Entries from a visual dataset
§ §

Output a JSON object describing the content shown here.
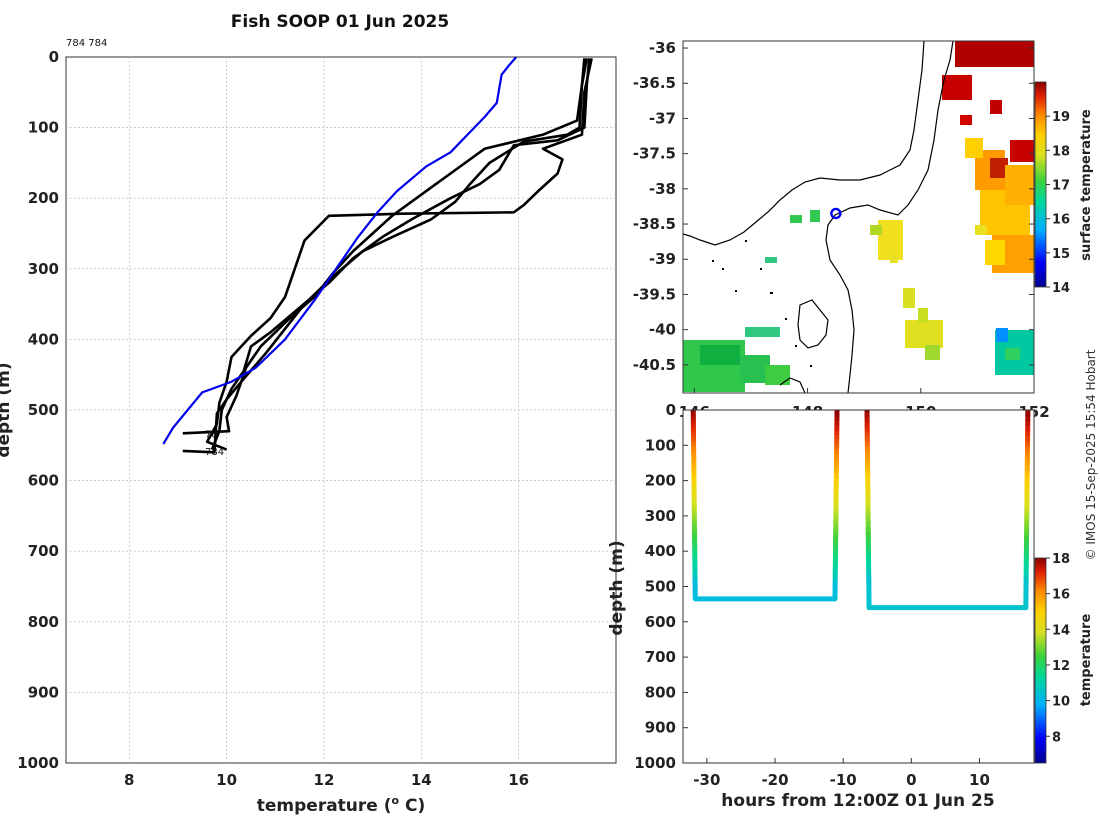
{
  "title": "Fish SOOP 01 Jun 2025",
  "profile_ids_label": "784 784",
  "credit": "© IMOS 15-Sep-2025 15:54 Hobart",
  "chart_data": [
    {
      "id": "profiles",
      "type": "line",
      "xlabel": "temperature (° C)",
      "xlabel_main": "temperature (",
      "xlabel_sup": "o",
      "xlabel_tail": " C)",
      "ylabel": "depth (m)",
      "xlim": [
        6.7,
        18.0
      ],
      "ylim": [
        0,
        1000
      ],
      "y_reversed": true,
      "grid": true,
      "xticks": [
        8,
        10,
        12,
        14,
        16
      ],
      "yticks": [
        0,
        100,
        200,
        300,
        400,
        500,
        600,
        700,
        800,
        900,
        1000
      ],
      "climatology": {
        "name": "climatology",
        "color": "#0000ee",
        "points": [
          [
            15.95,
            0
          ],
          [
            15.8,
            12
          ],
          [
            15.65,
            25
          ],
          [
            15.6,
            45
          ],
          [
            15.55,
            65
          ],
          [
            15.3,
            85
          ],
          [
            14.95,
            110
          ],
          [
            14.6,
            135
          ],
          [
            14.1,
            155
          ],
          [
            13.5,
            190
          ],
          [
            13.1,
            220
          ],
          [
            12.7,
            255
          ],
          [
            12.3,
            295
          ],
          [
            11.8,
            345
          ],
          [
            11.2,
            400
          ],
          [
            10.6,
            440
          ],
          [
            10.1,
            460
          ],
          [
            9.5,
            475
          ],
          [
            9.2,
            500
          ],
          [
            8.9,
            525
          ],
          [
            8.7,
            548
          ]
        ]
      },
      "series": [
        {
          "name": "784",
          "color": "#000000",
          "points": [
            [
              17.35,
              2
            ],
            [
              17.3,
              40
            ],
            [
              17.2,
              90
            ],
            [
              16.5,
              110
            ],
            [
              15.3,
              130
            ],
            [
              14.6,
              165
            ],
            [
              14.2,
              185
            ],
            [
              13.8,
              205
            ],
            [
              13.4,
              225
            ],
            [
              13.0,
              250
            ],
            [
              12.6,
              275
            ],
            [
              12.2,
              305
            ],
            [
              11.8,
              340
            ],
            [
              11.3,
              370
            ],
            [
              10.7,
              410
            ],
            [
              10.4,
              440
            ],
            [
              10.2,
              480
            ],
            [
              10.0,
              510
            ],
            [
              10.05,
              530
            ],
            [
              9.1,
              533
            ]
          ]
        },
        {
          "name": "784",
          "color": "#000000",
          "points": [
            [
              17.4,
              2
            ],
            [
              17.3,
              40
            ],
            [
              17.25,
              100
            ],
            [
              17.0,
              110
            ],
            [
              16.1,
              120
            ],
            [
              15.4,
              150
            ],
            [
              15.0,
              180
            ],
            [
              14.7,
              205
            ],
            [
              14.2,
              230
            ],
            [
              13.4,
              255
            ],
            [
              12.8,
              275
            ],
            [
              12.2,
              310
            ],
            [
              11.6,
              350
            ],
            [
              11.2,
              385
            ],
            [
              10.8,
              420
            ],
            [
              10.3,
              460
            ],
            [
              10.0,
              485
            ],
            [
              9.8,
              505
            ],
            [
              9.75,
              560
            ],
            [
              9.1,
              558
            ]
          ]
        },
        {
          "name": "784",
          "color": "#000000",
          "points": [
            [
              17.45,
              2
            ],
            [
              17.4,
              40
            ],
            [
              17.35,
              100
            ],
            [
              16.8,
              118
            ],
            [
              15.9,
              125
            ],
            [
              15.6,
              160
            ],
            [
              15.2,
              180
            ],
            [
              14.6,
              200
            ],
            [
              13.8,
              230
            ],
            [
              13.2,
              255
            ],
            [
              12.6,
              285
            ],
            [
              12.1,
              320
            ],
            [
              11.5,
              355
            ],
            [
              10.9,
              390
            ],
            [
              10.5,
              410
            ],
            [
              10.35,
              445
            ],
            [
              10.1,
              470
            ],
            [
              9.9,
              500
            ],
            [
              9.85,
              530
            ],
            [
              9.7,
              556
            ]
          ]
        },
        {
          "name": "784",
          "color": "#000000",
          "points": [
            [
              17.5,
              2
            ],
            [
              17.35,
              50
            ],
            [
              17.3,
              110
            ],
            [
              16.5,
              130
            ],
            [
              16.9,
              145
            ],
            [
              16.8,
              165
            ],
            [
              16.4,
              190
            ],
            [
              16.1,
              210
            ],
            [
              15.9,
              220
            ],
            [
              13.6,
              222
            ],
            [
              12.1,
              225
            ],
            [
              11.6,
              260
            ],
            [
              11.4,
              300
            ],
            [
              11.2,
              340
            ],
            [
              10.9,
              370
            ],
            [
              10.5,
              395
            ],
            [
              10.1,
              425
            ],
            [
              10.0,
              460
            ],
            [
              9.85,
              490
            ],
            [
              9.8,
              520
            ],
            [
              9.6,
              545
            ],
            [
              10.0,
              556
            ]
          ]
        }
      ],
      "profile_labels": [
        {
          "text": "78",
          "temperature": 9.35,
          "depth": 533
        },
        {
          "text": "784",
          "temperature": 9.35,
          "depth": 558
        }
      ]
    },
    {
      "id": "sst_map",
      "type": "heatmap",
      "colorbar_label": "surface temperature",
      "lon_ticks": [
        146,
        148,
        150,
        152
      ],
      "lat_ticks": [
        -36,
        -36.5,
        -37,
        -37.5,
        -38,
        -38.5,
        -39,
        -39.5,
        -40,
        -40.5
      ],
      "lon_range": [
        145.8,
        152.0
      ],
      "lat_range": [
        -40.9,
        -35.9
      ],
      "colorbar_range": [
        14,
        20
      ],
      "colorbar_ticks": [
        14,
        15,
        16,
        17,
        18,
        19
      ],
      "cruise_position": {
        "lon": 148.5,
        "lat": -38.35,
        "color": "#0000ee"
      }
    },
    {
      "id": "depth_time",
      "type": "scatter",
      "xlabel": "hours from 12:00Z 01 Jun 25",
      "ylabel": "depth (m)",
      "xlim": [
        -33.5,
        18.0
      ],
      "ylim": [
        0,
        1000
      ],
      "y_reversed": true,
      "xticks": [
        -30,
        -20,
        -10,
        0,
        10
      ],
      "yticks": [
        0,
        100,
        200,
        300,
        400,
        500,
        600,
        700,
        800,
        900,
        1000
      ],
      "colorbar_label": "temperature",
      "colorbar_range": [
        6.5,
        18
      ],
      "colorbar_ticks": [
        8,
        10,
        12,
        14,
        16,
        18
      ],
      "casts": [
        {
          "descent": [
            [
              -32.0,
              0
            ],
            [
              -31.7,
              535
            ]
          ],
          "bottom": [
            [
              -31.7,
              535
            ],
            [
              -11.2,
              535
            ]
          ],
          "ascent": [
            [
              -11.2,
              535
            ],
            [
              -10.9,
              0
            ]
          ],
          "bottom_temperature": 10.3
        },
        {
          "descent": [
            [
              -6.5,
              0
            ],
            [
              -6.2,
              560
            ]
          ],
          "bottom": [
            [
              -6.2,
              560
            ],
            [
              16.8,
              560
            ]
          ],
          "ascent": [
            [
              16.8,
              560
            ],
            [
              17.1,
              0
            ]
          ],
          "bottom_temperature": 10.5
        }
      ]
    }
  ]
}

§ §

WHAT THE EXERCISE ASKS
Reproduce each line holding the word "type".

FULL SOLUTION
      "type": "line",
      "type": "heatmap",
      "type": "scatter",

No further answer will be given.